▸ DATASET:
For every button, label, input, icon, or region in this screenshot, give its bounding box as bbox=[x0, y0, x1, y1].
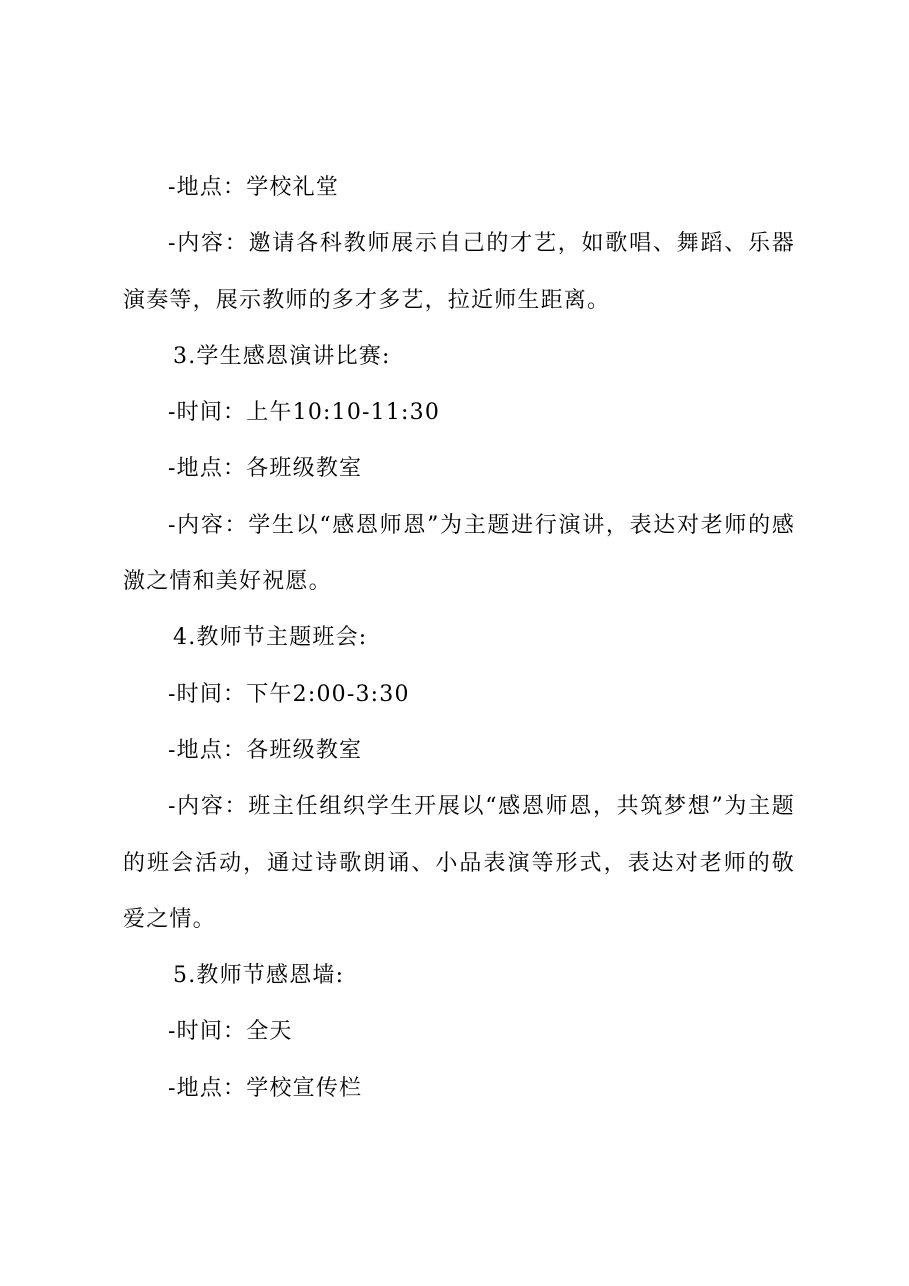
location-line: -地点：学校礼堂 bbox=[168, 175, 340, 200]
location-line: -地点：各班级教室 bbox=[168, 737, 363, 763]
time-line: -时间：全天 bbox=[168, 1019, 293, 1045]
document-body bbox=[123, 160, 795, 1117]
section-heading-5: 5.教师节感恩墙: bbox=[173, 963, 345, 989]
content-line: -内容：班主任组织学生开展以“感恩师恩，共筑梦想”为主题的班会活动，通过诗歌朗诵、小品表演等形式，表达对老师的敬爱之情。 bbox=[123, 794, 795, 932]
content-line: -内容：邀请各科教师展示自己的才艺，如歌唱、舞蹈、乐器演奏等，展示教师的多才多艺，拉近师生距离。 bbox=[123, 231, 795, 313]
section-heading-3: 3.学生感恩演讲比赛: bbox=[173, 343, 391, 369]
section-heading-4: 4.教师节主题班会: bbox=[173, 625, 368, 651]
content-line: -内容：学生以“感恩师恩”为主题进行演讲，表达对老师的感激之情和美好祝愿。 bbox=[123, 512, 795, 595]
location-line: -地点：各班级教室 bbox=[168, 456, 363, 482]
location-line: -地点：学校宣传栏 bbox=[168, 1075, 363, 1101]
time-line: -时间：下午2:00-3:30 bbox=[168, 681, 410, 707]
time-line: -时间：上午10:10-11:30 bbox=[168, 400, 441, 426]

▸ INSTRUCTION: Repeat every line of the entries from the one containing "location-line: -地点：学校礼堂 bbox=[168, 175, 340, 200]" down to the end of the entries, both ends included.

▸ TASK ANSWER:
location-line: -地点：学校礼堂 bbox=[168, 175, 340, 200]
location-line: -地点：各班级教室 bbox=[168, 737, 363, 763]
time-line: -时间：全天 bbox=[168, 1019, 293, 1045]
document-body bbox=[123, 160, 795, 1117]
section-heading-5: 5.教师节感恩墙: bbox=[173, 963, 345, 989]
content-line: -内容：班主任组织学生开展以“感恩师恩，共筑梦想”为主题的班会活动，通过诗歌朗诵、小品表演等形式，表达对老师的敬爱之情。 bbox=[123, 794, 795, 932]
content-line: -内容：邀请各科教师展示自己的才艺，如歌唱、舞蹈、乐器演奏等，展示教师的多才多艺，拉近师生距离。 bbox=[123, 231, 795, 313]
section-heading-3: 3.学生感恩演讲比赛: bbox=[173, 343, 391, 369]
section-heading-4: 4.教师节主题班会: bbox=[173, 625, 368, 651]
content-line: -内容：学生以“感恩师恩”为主题进行演讲，表达对老师的感激之情和美好祝愿。 bbox=[123, 512, 795, 595]
location-line: -地点：各班级教室 bbox=[168, 456, 363, 482]
location-line: -地点：学校宣传栏 bbox=[168, 1075, 363, 1101]
time-line: -时间：下午2:00-3:30 bbox=[168, 681, 410, 707]
time-line: -时间：上午10:10-11:30 bbox=[168, 400, 441, 426]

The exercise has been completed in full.